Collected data
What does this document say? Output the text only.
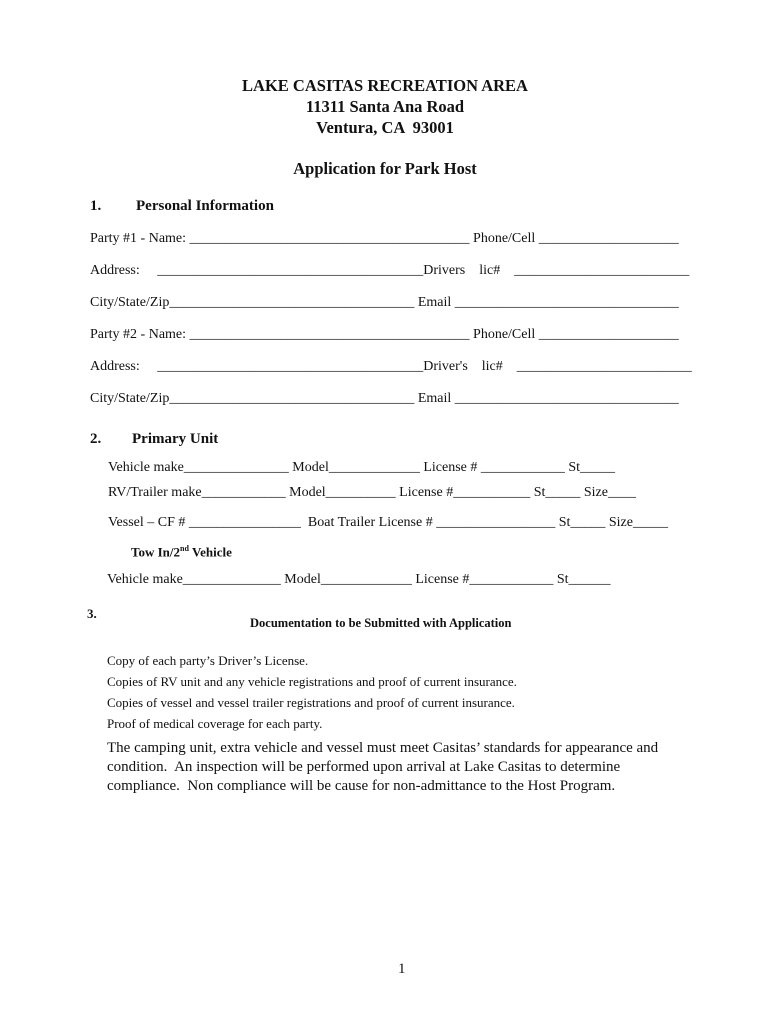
LAKE CASITAS RECREATION AREA
11311 Santa Ana Road
Ventura, CA  93001
Application for Park Host
1. Personal Information
Party #1 - Name: ________________________________________ Phone/Cell ____________________
Address:     ______________________________________Drivers    lic#    _________________________
City/State/Zip___________________________________ Email ________________________________
Party #2 - Name: ________________________________________ Phone/Cell ____________________
Address:     ______________________________________Driver's    lic#    _________________________
City/State/Zip___________________________________ Email ________________________________
2. Primary Unit
Vehicle make_______________ Model_____________ License # ____________ St_____
RV/Trailer make____________ Model__________ License #___________ St_____ Size____
Vessel – CF # ________________  Boat Trailer License # _________________ St_____ Size_____
Tow In/2nd Vehicle
Vehicle make______________ Model_____________ License #____________ St______
3.
Documentation to be Submitted with Application
Copy of each party’s Driver’s License.
Copies of RV unit and any vehicle registrations and proof of current insurance.
Copies of vessel and vessel trailer registrations and proof of current insurance.
Proof of medical coverage for each party.
The camping unit, extra vehicle and vessel must meet Casitas’ standards for appearance and
condition.  An inspection will be performed upon arrival at Lake Casitas to determine
compliance.  Non compliance will be cause for non-admittance to the Host Program.
1
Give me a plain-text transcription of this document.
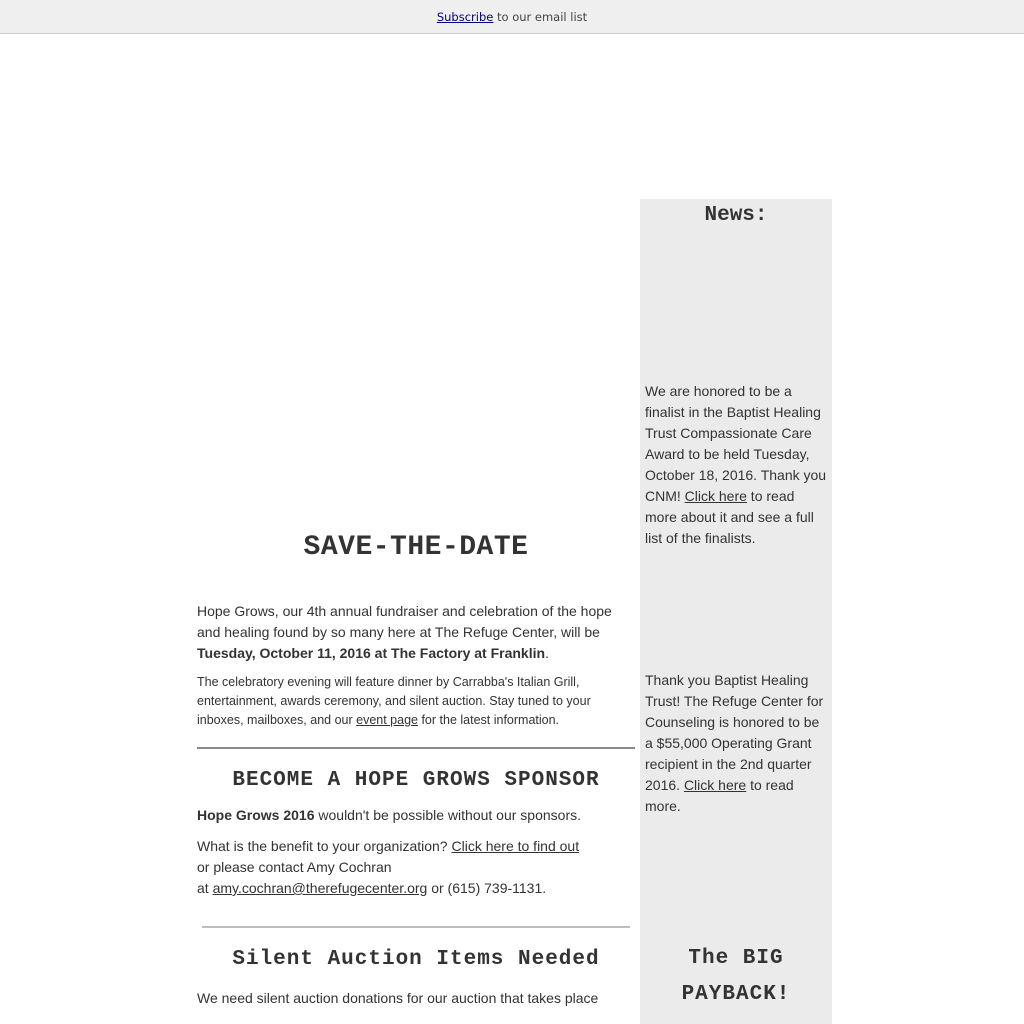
Subscribe to our email list
SAVE-THE-DATE

Hope Grows, our 4th annual fundraiser and celebration of the hope and healing found by so many here at The Refuge Center, will be Tuesday, October 11, 2016 at The Factory at Franklin.

The celebratory evening will feature dinner by Carrabba's Italian Grill, entertainment, awards ceremony, and silent auction. Stay tuned to your inboxes, mailboxes, and our event page for the latest information.

BECOME A HOPE GROWS SPONSOR

Hope Grows 2016 wouldn't be possible without our sponsors.

What is the benefit to your organization? Click here to find out
or please contact Amy Cochran
at amy.cochran@therefugecenter.org or (615) 739-1131.

Silent Auction Items Needed

We need silent auction donations for our auction that takes place

News:

We are honored to be a finalist in the Baptist Healing Trust Compassionate Care Award to be held Tuesday, October 18, 2016. Thank you CNM! Click here to read more about it and see a full list of the finalists.

Thank you Baptist Healing Trust! The Refuge Center for Counseling is honored to be a $55,000 Operating Grant recipient in the 2nd quarter 2016. Click here to read more.

The BIG
PAYBACK!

◆ **Task**
Beginning with the line that holds "Give me a plain-text", extract every line to the end of the material, exactly as it stands, and drop the pictures.

◆ **Result for this task**
Give me a plain-text transcription of this document.
Subscribe to our email list
SAVE-THE-DATE

Hope Grows, our 4th annual fundraiser and celebration of the hope and healing found by so many here at The Refuge Center, will be Tuesday, October 11, 2016 at The Factory at Franklin.

The celebratory evening will feature dinner by Carrabba's Italian Grill, entertainment, awards ceremony, and silent auction. Stay tuned to your inboxes, mailboxes, and our event page for the latest information.

BECOME A HOPE GROWS SPONSOR

Hope Grows 2016 wouldn't be possible without our sponsors.

What is the benefit to your organization? Click here to find out
or please contact Amy Cochran
at amy.cochran@therefugecenter.org or (615) 739-1131.

Silent Auction Items Needed

We need silent auction donations for our auction that takes place

News:

We are honored to be a finalist in the Baptist Healing Trust Compassionate Care Award to be held Tuesday, October 18, 2016. Thank you CNM! Click here to read more about it and see a full list of the finalists.

Thank you Baptist Healing Trust! The Refuge Center for Counseling is honored to be a $55,000 Operating Grant recipient in the 2nd quarter 2016. Click here to read more.

The BIG
PAYBACK!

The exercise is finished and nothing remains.